• RECORDS FOR PROCESSING
-------------------------
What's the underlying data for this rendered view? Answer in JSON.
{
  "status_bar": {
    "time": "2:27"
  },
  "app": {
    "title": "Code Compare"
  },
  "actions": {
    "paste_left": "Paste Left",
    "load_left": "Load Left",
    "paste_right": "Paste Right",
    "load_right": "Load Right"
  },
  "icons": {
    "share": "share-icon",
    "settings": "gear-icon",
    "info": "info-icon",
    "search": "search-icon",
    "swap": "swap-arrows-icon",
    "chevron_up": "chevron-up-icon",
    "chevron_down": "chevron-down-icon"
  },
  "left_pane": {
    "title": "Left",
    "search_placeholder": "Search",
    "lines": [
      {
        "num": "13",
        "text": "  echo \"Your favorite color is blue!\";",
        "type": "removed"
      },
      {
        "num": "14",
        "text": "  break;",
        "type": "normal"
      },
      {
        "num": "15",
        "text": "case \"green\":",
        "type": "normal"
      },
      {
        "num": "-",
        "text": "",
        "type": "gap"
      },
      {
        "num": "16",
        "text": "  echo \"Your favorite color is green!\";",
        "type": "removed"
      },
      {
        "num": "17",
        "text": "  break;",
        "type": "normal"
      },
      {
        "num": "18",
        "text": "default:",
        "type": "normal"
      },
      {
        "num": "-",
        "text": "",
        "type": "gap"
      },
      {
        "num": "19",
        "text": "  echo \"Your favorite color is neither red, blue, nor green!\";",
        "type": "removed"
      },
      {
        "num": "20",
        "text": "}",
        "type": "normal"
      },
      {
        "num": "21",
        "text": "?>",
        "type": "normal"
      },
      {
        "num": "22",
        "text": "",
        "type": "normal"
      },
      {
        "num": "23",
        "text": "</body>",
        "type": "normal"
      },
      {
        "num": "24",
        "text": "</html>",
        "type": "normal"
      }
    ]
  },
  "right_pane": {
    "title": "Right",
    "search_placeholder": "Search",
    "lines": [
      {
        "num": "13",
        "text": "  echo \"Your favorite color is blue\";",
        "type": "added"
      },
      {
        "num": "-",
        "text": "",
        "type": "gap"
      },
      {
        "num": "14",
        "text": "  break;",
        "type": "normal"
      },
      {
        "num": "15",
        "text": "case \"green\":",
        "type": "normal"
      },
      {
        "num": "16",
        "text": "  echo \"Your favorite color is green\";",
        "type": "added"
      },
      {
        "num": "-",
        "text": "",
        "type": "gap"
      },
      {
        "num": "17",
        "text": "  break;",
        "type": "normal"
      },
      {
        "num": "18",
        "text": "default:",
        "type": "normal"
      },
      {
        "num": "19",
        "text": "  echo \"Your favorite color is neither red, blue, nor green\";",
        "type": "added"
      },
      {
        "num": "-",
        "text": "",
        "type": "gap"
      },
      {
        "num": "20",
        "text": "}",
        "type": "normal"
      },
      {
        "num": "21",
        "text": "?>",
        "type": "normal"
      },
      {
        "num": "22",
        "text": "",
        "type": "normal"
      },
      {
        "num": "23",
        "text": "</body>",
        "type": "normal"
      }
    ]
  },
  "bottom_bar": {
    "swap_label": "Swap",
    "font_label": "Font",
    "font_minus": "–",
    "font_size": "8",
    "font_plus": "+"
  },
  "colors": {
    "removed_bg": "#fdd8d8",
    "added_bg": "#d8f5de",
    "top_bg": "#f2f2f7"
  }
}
-------------------------
• WHAT IS ASKED
Repeat each record in full; every line must match exactly.

• CORRECT RESULT
What's the underlying data for this rendered view? Answer in JSON.
{
  "status_bar": {
    "time": "2:27"
  },
  "app": {
    "title": "Code Compare"
  },
  "actions": {
    "paste_left": "Paste Left",
    "load_left": "Load Left",
    "paste_right": "Paste Right",
    "load_right": "Load Right"
  },
  "icons": {
    "share": "share-icon",
    "settings": "gear-icon",
    "info": "info-icon",
    "search": "search-icon",
    "swap": "swap-arrows-icon",
    "chevron_up": "chevron-up-icon",
    "chevron_down": "chevron-down-icon"
  },
  "left_pane": {
    "title": "Left",
    "search_placeholder": "Search",
    "lines": [
      {
        "num": "13",
        "text": "  echo \"Your favorite color is blue!\";",
        "type": "removed"
      },
      {
        "num": "14",
        "text": "  break;",
        "type": "normal"
      },
      {
        "num": "15",
        "text": "case \"green\":",
        "type": "normal"
      },
      {
        "num": "-",
        "text": "",
        "type": "gap"
      },
      {
        "num": "16",
        "text": "  echo \"Your favorite color is green!\";",
        "type": "removed"
      },
      {
        "num": "17",
        "text": "  break;",
        "type": "normal"
      },
      {
        "num": "18",
        "text": "default:",
        "type": "normal"
      },
      {
        "num": "-",
        "text": "",
        "type": "gap"
      },
      {
        "num": "19",
        "text": "  echo \"Your favorite color is neither red, blue, nor green!\";",
        "type": "removed"
      },
      {
        "num": "20",
        "text": "}",
        "type": "normal"
      },
      {
        "num": "21",
        "text": "?>",
        "type": "normal"
      },
      {
        "num": "22",
        "text": "",
        "type": "normal"
      },
      {
        "num": "23",
        "text": "</body>",
        "type": "normal"
      },
      {
        "num": "24",
        "text": "</html>",
        "type": "normal"
      }
    ]
  },
  "right_pane": {
    "title": "Right",
    "search_placeholder": "Search",
    "lines": [
      {
        "num": "13",
        "text": "  echo \"Your favorite color is blue\";",
        "type": "added"
      },
      {
        "num": "-",
        "text": "",
        "type": "gap"
      },
      {
        "num": "14",
        "text": "  break;",
        "type": "normal"
      },
      {
        "num": "15",
        "text": "case \"green\":",
        "type": "normal"
      },
      {
        "num": "16",
        "text": "  echo \"Your favorite color is green\";",
        "type": "added"
      },
      {
        "num": "-",
        "text": "",
        "type": "gap"
      },
      {
        "num": "17",
        "text": "  break;",
        "type": "normal"
      },
      {
        "num": "18",
        "text": "default:",
        "type": "normal"
      },
      {
        "num": "19",
        "text": "  echo \"Your favorite color is neither red, blue, nor green\";",
        "type": "added"
      },
      {
        "num": "-",
        "text": "",
        "type": "gap"
      },
      {
        "num": "20",
        "text": "}",
        "type": "normal"
      },
      {
        "num": "21",
        "text": "?>",
        "type": "normal"
      },
      {
        "num": "22",
        "text": "",
        "type": "normal"
      },
      {
        "num": "23",
        "text": "</body>",
        "type": "normal"
      }
    ]
  },
  "bottom_bar": {
    "swap_label": "Swap",
    "font_label": "Font",
    "font_minus": "–",
    "font_size": "8",
    "font_plus": "+"
  },
  "colors": {
    "removed_bg": "#fdd8d8",
    "added_bg": "#d8f5de",
    "top_bg": "#f2f2f7"
  }
}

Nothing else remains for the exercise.